TASK GOAL :: Copy every record below exactly.

---------- TASK MATERIAL ----------

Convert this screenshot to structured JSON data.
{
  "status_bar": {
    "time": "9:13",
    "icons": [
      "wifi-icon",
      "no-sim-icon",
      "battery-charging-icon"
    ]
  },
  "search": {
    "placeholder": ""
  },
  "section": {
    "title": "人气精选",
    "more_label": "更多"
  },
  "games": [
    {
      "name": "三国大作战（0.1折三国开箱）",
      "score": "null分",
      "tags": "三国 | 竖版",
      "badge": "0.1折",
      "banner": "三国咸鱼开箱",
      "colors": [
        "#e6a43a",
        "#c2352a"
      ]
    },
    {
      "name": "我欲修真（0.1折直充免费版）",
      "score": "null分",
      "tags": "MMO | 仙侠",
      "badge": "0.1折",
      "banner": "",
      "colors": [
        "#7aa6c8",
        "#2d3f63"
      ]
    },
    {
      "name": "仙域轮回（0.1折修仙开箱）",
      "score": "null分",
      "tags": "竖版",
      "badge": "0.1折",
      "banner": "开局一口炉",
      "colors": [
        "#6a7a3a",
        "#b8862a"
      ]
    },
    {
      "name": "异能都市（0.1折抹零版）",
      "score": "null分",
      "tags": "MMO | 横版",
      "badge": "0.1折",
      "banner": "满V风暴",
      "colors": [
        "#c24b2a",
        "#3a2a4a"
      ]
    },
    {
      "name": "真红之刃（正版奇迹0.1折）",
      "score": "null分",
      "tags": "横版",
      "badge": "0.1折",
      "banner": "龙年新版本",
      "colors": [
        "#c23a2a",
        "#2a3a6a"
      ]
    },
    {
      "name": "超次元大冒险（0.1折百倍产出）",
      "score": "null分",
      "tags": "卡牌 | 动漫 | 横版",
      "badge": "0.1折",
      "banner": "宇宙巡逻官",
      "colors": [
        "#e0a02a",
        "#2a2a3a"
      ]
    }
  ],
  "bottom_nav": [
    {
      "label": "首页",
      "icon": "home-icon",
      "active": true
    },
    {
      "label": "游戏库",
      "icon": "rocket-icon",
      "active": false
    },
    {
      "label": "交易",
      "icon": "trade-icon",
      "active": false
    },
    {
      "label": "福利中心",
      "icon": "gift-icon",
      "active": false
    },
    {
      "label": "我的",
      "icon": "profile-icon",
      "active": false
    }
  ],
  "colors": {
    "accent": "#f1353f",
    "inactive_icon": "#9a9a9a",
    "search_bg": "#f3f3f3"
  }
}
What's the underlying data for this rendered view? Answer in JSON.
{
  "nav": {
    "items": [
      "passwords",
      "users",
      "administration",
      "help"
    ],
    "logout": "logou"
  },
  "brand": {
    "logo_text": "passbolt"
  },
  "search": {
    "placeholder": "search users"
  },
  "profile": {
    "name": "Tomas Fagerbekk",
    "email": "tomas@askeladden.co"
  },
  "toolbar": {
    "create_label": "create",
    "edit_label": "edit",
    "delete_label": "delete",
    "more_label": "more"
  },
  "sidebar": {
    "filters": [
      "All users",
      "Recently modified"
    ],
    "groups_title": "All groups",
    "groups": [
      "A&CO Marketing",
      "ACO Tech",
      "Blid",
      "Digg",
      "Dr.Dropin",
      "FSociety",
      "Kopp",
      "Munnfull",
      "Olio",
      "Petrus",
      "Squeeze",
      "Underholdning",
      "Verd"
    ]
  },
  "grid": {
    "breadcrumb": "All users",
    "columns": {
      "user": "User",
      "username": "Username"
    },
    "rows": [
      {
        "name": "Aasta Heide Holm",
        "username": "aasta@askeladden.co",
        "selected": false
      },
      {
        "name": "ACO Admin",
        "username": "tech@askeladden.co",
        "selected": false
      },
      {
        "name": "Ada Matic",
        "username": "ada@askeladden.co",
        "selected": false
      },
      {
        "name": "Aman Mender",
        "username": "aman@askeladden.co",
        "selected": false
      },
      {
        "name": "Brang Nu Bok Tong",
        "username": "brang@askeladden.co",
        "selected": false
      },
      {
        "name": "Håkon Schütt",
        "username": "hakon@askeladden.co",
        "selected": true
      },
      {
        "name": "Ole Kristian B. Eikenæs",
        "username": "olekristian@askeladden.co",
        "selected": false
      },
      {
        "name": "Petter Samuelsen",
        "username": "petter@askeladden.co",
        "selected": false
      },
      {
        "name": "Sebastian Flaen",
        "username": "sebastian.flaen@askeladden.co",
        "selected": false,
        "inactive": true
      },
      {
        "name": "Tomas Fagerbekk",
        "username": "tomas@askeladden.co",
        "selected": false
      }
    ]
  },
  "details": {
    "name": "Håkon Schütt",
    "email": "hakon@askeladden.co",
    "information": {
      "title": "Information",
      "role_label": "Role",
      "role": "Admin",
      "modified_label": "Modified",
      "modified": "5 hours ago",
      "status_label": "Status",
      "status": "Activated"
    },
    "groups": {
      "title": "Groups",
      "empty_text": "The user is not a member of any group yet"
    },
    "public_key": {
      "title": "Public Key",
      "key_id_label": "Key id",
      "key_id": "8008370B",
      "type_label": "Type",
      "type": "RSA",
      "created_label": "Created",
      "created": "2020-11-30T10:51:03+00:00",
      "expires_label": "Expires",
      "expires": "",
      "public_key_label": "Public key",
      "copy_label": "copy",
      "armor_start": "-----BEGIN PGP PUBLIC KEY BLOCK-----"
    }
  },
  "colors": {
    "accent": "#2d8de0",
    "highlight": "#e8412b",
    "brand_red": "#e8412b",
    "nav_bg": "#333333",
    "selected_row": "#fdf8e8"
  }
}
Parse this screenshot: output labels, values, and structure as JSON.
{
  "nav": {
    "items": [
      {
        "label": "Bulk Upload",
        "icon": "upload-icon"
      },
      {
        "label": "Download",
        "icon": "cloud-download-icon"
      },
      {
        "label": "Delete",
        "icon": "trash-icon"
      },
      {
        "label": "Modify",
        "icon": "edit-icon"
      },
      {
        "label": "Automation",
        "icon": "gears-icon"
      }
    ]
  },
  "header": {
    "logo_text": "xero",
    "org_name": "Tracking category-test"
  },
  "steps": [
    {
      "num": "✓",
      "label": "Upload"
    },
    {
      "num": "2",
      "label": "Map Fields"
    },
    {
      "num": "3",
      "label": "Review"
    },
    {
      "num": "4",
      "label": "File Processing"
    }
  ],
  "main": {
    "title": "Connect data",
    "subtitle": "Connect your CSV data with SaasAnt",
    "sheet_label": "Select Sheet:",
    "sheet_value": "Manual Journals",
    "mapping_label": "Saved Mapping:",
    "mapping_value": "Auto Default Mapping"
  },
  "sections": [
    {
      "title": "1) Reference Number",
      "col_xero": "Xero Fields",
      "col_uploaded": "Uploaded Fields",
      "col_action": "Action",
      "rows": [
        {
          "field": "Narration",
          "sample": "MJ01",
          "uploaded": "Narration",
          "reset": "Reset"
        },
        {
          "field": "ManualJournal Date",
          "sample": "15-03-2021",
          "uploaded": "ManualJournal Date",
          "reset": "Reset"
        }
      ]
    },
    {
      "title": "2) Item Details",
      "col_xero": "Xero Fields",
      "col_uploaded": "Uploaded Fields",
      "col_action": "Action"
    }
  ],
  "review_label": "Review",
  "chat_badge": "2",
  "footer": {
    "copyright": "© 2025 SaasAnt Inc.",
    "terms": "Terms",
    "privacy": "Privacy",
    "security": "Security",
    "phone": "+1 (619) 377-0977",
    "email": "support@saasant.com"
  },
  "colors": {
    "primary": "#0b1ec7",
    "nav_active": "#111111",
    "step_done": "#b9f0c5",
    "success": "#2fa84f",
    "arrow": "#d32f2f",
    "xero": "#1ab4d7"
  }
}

----------

COMPLETE RESPONSE ::
Convert this screenshot to structured JSON data.
{
  "status_bar": {
    "time": "9:13",
    "icons": [
      "wifi-icon",
      "no-sim-icon",
      "battery-charging-icon"
    ]
  },
  "search": {
    "placeholder": ""
  },
  "section": {
    "title": "人气精选",
    "more_label": "更多"
  },
  "games": [
    {
      "name": "三国大作战（0.1折三国开箱）",
      "score": "null分",
      "tags": "三国 | 竖版",
      "badge": "0.1折",
      "banner": "三国咸鱼开箱",
      "colors": [
        "#e6a43a",
        "#c2352a"
      ]
    },
    {
      "name": "我欲修真（0.1折直充免费版）",
      "score": "null分",
      "tags": "MMO | 仙侠",
      "badge": "0.1折",
      "banner": "",
      "colors": [
        "#7aa6c8",
        "#2d3f63"
      ]
    },
    {
      "name": "仙域轮回（0.1折修仙开箱）",
      "score": "null分",
      "tags": "竖版",
      "badge": "0.1折",
      "banner": "开局一口炉",
      "colors": [
        "#6a7a3a",
        "#b8862a"
      ]
    },
    {
      "name": "异能都市（0.1折抹零版）",
      "score": "null分",
      "tags": "MMO | 横版",
      "badge": "0.1折",
      "banner": "满V风暴",
      "colors": [
        "#c24b2a",
        "#3a2a4a"
      ]
    },
    {
      "name": "真红之刃（正版奇迹0.1折）",
      "score": "null分",
      "tags": "横版",
      "badge": "0.1折",
      "banner": "龙年新版本",
      "colors": [
        "#c23a2a",
        "#2a3a6a"
      ]
    },
    {
      "name": "超次元大冒险（0.1折百倍产出）",
      "score": "null分",
      "tags": "卡牌 | 动漫 | 横版",
      "badge": "0.1折",
      "banner": "宇宙巡逻官",
      "colors": [
        "#e0a02a",
        "#2a2a3a"
      ]
    }
  ],
  "bottom_nav": [
    {
      "label": "首页",
      "icon": "home-icon",
      "active": true
    },
    {
      "label": "游戏库",
      "icon": "rocket-icon",
      "active": false
    },
    {
      "label": "交易",
      "icon": "trade-icon",
      "active": false
    },
    {
      "label": "福利中心",
      "icon": "gift-icon",
      "active": false
    },
    {
      "label": "我的",
      "icon": "profile-icon",
      "active": false
    }
  ],
  "colors": {
    "accent": "#f1353f",
    "inactive_icon": "#9a9a9a",
    "search_bg": "#f3f3f3"
  }
}
What's the underlying data for this rendered view? Answer in JSON.
{
  "nav": {
    "items": [
      "passwords",
      "users",
      "administration",
      "help"
    ],
    "logout": "logou"
  },
  "brand": {
    "logo_text": "passbolt"
  },
  "search": {
    "placeholder": "search users"
  },
  "profile": {
    "name": "Tomas Fagerbekk",
    "email": "tomas@askeladden.co"
  },
  "toolbar": {
    "create_label": "create",
    "edit_label": "edit",
    "delete_label": "delete",
    "more_label": "more"
  },
  "sidebar": {
    "filters": [
      "All users",
      "Recently modified"
    ],
    "groups_title": "All groups",
    "groups": [
      "A&CO Marketing",
      "ACO Tech",
      "Blid",
      "Digg",
      "Dr.Dropin",
      "FSociety",
      "Kopp",
      "Munnfull",
      "Olio",
      "Petrus",
      "Squeeze",
      "Underholdning",
      "Verd"
    ]
  },
  "grid": {
    "breadcrumb": "All users",
    "columns": {
      "user": "User",
      "username": "Username"
    },
    "rows": [
      {
        "name": "Aasta Heide Holm",
        "username": "aasta@askeladden.co",
        "selected": false
      },
      {
        "name": "ACO Admin",
        "username": "tech@askeladden.co",
        "selected": false
      },
      {
        "name": "Ada Matic",
        "username": "ada@askeladden.co",
        "selected": false
      },
      {
        "name": "Aman Mender",
        "username": "aman@askeladden.co",
        "selected": false
      },
      {
        "name": "Brang Nu Bok Tong",
        "username": "brang@askeladden.co",
        "selected": false
      },
      {
        "name": "Håkon Schütt",
        "username": "hakon@askeladden.co",
        "selected": true
      },
      {
        "name": "Ole Kristian B. Eikenæs",
        "username": "olekristian@askeladden.co",
        "selected": false
      },
      {
        "name": "Petter Samuelsen",
        "username": "petter@askeladden.co",
        "selected": false
      },
      {
        "name": "Sebastian Flaen",
        "username": "sebastian.flaen@askeladden.co",
        "selected": false,
        "inactive": true
      },
      {
        "name": "Tomas Fagerbekk",
        "username": "tomas@askeladden.co",
        "selected": false
      }
    ]
  },
  "details": {
    "name": "Håkon Schütt",
    "email": "hakon@askeladden.co",
    "information": {
      "title": "Information",
      "role_label": "Role",
      "role": "Admin",
      "modified_label": "Modified",
      "modified": "5 hours ago",
      "status_label": "Status",
      "status": "Activated"
    },
    "groups": {
      "title": "Groups",
      "empty_text": "The user is not a member of any group yet"
    },
    "public_key": {
      "title": "Public Key",
      "key_id_label": "Key id",
      "key_id": "8008370B",
      "type_label": "Type",
      "type": "RSA",
      "created_label": "Created",
      "created": "2020-11-30T10:51:03+00:00",
      "expires_label": "Expires",
      "expires": "",
      "public_key_label": "Public key",
      "copy_label": "copy",
      "armor_start": "-----BEGIN PGP PUBLIC KEY BLOCK-----"
    }
  },
  "colors": {
    "accent": "#2d8de0",
    "highlight": "#e8412b",
    "brand_red": "#e8412b",
    "nav_bg": "#333333",
    "selected_row": "#fdf8e8"
  }
}
Parse this screenshot: output labels, values, and structure as JSON.
{
  "nav": {
    "items": [
      {
        "label": "Bulk Upload",
        "icon": "upload-icon"
      },
      {
        "label": "Download",
        "icon": "cloud-download-icon"
      },
      {
        "label": "Delete",
        "icon": "trash-icon"
      },
      {
        "label": "Modify",
        "icon": "edit-icon"
      },
      {
        "label": "Automation",
        "icon": "gears-icon"
      }
    ]
  },
  "header": {
    "logo_text": "xero",
    "org_name": "Tracking category-test"
  },
  "steps": [
    {
      "num": "✓",
      "label": "Upload"
    },
    {
      "num": "2",
      "label": "Map Fields"
    },
    {
      "num": "3",
      "label": "Review"
    },
    {
      "num": "4",
      "label": "File Processing"
    }
  ],
  "main": {
    "title": "Connect data",
    "subtitle": "Connect your CSV data with SaasAnt",
    "sheet_label": "Select Sheet:",
    "sheet_value": "Manual Journals",
    "mapping_label": "Saved Mapping:",
    "mapping_value": "Auto Default Mapping"
  },
  "sections": [
    {
      "title": "1) Reference Number",
      "col_xero": "Xero Fields",
      "col_uploaded": "Uploaded Fields",
      "col_action": "Action",
      "rows": [
        {
          "field": "Narration",
          "sample": "MJ01",
          "uploaded": "Narration",
          "reset": "Reset"
        },
        {
          "field": "ManualJournal Date",
          "sample": "15-03-2021",
          "uploaded": "ManualJournal Date",
          "reset": "Reset"
        }
      ]
    },
    {
      "title": "2) Item Details",
      "col_xero": "Xero Fields",
      "col_uploaded": "Uploaded Fields",
      "col_action": "Action"
    }
  ],
  "review_label": "Review",
  "chat_badge": "2",
  "footer": {
    "copyright": "© 2025 SaasAnt Inc.",
    "terms": "Terms",
    "privacy": "Privacy",
    "security": "Security",
    "phone": "+1 (619) 377-0977",
    "email": "support@saasant.com"
  },
  "colors": {
    "primary": "#0b1ec7",
    "nav_active": "#111111",
    "step_done": "#b9f0c5",
    "success": "#2fa84f",
    "arrow": "#d32f2f",
    "xero": "#1ab4d7"
  }
}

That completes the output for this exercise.